Lines holding the string "this" are the ones to copy; find them all in the data.

##### Record set

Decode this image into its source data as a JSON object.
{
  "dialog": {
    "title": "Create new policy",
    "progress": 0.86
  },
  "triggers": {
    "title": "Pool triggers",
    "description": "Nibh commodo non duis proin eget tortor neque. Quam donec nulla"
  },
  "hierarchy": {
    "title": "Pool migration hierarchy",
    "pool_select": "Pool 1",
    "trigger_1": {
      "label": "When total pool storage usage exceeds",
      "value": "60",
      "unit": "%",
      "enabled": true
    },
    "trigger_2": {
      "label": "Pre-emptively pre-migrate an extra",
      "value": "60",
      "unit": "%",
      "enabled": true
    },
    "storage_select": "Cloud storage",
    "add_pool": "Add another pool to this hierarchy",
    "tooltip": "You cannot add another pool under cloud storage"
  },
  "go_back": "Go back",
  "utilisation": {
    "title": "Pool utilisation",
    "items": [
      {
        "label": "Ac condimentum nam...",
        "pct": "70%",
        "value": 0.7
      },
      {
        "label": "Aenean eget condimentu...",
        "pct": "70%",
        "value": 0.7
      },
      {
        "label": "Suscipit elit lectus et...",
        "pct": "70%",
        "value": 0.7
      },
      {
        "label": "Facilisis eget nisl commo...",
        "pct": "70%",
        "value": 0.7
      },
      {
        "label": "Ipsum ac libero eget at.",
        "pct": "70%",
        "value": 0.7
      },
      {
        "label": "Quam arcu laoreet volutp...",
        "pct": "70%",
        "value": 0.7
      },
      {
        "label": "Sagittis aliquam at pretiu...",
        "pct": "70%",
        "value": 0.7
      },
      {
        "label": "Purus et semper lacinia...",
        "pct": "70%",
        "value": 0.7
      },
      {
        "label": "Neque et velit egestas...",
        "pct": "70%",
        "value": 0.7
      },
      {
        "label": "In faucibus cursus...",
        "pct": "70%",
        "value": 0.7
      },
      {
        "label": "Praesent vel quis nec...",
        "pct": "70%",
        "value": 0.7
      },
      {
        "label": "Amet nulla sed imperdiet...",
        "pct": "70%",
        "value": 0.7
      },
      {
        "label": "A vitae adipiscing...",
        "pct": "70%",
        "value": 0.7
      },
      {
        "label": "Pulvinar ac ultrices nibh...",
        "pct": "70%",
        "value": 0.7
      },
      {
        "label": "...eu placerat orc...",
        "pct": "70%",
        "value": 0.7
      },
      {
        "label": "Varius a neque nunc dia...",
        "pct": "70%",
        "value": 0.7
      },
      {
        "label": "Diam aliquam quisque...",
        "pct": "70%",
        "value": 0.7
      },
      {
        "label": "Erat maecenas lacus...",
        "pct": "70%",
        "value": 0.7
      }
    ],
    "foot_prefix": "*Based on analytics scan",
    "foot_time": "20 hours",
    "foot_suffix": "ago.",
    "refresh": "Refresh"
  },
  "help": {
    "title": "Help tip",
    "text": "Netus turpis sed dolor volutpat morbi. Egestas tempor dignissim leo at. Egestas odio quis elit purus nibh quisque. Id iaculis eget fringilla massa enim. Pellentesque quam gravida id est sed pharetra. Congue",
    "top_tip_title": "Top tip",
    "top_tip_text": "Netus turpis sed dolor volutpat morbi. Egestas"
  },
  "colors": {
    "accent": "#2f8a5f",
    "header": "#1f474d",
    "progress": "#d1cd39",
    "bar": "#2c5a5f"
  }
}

##########

Solution to the problem:
Decode this image into its source data as a JSON object.
    "add_pool": "Add another pool to this hierarchy",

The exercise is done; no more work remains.